EXERCISE DESCRIPTION -> Filter the entries below, keeping every line that has the word "Enable".

Stored entries
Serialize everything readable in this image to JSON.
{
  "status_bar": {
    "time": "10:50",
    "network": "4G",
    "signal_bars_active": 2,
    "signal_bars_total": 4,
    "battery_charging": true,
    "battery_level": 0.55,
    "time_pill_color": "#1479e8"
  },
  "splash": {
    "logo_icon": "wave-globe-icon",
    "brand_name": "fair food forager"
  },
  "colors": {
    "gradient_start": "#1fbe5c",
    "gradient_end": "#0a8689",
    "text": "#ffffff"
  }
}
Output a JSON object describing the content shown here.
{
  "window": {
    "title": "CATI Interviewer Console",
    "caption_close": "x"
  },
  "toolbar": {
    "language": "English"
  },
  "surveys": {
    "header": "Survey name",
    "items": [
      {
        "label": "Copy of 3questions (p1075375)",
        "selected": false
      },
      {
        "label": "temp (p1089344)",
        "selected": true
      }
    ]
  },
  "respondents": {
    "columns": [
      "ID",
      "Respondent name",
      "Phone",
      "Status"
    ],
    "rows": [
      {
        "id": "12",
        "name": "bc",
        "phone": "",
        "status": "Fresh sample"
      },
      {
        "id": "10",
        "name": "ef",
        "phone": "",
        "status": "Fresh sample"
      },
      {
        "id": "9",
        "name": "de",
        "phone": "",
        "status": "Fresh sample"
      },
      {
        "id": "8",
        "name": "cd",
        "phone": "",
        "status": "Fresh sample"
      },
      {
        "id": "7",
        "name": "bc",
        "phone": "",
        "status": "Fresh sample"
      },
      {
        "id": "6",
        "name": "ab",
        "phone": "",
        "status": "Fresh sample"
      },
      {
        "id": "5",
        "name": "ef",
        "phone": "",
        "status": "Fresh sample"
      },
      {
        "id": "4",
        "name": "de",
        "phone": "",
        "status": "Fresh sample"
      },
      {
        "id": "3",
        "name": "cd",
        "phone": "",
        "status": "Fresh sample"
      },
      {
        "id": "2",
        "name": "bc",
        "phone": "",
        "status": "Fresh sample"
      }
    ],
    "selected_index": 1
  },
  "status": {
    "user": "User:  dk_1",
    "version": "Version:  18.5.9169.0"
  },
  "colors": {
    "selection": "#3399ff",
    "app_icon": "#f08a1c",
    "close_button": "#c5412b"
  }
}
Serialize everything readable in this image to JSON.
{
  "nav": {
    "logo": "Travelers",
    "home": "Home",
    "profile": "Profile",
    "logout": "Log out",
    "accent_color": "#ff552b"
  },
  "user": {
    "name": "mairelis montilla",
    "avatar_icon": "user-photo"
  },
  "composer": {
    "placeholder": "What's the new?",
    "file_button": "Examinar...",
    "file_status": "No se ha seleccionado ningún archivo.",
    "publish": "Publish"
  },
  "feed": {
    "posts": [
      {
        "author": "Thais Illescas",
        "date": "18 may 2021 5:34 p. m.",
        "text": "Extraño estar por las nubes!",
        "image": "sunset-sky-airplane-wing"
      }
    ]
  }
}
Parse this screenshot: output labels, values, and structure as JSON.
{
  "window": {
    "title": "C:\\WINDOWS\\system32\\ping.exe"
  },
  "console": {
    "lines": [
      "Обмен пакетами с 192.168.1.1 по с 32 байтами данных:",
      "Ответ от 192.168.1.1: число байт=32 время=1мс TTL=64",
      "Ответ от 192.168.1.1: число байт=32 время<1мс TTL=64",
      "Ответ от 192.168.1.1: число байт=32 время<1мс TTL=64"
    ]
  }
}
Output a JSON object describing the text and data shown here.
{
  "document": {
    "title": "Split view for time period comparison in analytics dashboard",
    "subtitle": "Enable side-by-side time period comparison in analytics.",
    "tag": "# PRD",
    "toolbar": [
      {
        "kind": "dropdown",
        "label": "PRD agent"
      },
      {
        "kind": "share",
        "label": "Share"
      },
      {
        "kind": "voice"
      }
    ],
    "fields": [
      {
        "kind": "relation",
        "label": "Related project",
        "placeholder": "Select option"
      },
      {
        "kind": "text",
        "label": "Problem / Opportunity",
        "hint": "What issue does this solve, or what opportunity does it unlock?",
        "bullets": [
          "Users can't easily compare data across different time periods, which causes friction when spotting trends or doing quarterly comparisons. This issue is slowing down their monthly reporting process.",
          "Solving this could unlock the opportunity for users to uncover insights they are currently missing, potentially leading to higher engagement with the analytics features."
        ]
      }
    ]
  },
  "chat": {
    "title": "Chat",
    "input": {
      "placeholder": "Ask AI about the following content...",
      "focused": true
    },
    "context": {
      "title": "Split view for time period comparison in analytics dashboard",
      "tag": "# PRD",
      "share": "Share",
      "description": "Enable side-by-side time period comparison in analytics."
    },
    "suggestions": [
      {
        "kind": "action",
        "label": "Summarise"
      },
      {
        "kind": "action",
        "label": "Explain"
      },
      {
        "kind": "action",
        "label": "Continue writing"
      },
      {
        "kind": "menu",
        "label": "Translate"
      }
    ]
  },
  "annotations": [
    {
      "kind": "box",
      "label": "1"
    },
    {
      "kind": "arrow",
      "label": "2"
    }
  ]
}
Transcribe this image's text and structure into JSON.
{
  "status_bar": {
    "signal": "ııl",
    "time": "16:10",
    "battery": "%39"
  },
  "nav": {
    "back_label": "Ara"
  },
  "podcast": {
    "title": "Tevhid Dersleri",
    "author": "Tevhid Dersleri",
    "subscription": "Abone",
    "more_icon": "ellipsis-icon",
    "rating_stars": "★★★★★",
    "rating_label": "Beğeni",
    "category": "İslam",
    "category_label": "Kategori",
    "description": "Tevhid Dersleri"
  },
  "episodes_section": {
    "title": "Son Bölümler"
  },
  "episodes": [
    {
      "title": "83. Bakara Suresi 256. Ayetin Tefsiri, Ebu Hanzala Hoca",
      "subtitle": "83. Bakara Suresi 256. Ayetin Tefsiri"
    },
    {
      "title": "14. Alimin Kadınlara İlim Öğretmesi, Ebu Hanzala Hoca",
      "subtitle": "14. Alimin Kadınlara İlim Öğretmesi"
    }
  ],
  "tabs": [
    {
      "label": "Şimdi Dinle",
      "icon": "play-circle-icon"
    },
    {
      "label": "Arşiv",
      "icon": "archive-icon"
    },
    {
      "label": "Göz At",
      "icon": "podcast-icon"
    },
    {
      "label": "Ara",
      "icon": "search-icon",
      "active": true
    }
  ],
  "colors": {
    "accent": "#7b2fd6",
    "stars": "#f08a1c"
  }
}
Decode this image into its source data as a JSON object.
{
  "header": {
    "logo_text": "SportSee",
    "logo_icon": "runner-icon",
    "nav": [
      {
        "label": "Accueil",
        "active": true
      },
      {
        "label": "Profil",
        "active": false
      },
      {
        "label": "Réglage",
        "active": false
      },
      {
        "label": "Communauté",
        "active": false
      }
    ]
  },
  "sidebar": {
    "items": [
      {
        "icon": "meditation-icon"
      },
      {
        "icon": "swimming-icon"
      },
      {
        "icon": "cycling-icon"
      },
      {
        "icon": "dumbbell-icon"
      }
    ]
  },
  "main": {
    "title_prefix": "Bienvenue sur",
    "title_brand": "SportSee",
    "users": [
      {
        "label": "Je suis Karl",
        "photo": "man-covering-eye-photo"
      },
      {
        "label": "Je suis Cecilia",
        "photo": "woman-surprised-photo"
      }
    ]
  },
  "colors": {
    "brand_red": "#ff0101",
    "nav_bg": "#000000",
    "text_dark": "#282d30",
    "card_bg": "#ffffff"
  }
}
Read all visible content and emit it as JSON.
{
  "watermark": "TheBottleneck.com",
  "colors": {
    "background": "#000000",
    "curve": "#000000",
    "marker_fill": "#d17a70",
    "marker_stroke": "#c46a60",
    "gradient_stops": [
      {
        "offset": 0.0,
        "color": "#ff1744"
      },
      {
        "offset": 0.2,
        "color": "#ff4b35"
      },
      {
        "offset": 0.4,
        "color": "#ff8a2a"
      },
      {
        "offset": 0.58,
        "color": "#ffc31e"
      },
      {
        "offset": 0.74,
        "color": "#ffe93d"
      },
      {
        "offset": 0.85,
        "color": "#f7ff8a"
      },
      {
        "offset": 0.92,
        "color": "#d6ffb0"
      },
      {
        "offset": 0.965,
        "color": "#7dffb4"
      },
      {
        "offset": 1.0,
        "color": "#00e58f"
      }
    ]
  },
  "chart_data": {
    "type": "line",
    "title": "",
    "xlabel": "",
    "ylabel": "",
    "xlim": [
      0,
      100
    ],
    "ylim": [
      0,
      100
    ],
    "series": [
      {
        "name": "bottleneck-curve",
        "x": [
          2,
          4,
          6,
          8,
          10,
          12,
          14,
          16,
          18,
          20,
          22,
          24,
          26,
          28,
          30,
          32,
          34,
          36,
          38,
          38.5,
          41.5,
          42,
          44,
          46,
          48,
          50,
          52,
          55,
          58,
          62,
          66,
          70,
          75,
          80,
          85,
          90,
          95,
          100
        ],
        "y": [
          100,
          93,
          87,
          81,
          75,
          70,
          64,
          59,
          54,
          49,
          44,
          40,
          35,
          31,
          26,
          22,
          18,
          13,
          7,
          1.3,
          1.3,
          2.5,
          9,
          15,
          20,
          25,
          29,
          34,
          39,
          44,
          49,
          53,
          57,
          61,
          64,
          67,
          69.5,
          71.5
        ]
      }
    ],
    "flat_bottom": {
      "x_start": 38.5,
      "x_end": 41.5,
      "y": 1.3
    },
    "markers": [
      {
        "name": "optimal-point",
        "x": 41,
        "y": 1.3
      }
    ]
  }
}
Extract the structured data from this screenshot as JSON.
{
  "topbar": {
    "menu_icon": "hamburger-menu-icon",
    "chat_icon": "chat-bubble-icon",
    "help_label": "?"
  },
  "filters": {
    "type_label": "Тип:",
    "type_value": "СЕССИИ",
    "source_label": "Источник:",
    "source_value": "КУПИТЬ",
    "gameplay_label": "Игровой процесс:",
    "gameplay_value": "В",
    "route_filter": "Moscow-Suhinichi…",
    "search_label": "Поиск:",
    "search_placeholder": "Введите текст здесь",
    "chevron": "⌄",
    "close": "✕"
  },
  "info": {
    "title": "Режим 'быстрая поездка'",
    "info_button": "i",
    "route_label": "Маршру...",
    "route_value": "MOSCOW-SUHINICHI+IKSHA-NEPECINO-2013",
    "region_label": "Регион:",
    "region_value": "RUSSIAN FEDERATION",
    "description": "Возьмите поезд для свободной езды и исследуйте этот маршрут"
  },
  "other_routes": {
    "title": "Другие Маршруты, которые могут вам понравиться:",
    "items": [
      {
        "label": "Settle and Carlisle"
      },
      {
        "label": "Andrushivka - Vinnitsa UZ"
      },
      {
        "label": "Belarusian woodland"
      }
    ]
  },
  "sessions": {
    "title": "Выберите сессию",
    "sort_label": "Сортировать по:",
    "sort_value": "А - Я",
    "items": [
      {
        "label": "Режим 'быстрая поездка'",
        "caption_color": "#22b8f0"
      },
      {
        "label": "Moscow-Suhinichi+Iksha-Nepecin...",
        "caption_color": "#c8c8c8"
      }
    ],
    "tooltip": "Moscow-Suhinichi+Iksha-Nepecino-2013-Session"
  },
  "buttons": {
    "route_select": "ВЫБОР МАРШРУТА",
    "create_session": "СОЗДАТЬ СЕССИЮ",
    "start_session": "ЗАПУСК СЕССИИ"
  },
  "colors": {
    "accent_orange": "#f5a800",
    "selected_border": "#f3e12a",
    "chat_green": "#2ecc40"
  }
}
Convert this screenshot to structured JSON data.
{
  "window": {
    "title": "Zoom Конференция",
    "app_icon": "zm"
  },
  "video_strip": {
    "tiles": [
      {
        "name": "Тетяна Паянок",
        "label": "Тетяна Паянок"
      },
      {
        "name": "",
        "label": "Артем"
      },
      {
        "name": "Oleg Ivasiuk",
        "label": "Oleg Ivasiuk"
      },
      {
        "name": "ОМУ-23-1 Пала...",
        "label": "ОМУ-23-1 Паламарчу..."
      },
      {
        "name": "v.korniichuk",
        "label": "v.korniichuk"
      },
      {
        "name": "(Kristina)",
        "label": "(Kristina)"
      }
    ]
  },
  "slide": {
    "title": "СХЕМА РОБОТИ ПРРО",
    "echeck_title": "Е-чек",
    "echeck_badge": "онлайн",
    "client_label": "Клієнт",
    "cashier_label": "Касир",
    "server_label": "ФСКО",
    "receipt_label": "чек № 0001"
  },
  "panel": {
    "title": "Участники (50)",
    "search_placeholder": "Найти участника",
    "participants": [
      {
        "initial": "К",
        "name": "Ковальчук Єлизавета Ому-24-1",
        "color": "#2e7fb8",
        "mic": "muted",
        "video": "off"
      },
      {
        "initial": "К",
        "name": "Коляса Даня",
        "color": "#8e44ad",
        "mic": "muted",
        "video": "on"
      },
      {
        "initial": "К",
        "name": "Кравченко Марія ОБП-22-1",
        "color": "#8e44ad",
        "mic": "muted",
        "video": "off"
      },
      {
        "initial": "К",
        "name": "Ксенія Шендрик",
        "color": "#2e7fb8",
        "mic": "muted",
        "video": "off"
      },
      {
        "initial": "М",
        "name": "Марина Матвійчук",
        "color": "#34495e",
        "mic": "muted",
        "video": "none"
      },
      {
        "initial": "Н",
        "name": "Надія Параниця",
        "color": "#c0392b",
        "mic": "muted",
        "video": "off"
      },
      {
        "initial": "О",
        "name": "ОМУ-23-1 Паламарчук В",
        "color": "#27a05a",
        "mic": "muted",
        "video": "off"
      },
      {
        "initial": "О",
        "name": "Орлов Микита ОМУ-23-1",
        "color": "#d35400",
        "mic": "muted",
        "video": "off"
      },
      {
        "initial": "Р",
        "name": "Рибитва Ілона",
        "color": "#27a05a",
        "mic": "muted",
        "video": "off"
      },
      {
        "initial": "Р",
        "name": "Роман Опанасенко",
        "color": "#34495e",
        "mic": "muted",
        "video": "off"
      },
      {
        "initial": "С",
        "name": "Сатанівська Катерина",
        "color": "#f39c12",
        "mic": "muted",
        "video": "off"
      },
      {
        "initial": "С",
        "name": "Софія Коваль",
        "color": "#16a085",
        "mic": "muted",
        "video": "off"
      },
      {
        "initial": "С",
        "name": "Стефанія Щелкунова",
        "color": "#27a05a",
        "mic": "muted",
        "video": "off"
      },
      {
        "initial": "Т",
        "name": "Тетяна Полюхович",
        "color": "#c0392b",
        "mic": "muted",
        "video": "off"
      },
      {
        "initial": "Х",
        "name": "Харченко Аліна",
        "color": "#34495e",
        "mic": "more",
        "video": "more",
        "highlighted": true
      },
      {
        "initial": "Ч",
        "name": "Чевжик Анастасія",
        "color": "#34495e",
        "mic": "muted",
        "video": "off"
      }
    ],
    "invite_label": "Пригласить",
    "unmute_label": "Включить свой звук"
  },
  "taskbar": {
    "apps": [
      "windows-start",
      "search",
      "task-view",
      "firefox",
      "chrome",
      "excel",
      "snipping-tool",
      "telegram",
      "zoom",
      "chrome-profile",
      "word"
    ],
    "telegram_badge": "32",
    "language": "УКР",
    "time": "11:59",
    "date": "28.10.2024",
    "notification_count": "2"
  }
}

SOLUTION FOR THIS EXERCISE ->
    "subtitle": "Enable side-by-side time period comparison in analytics.",
      "description": "Enable side-by-side time period comparison in analytics."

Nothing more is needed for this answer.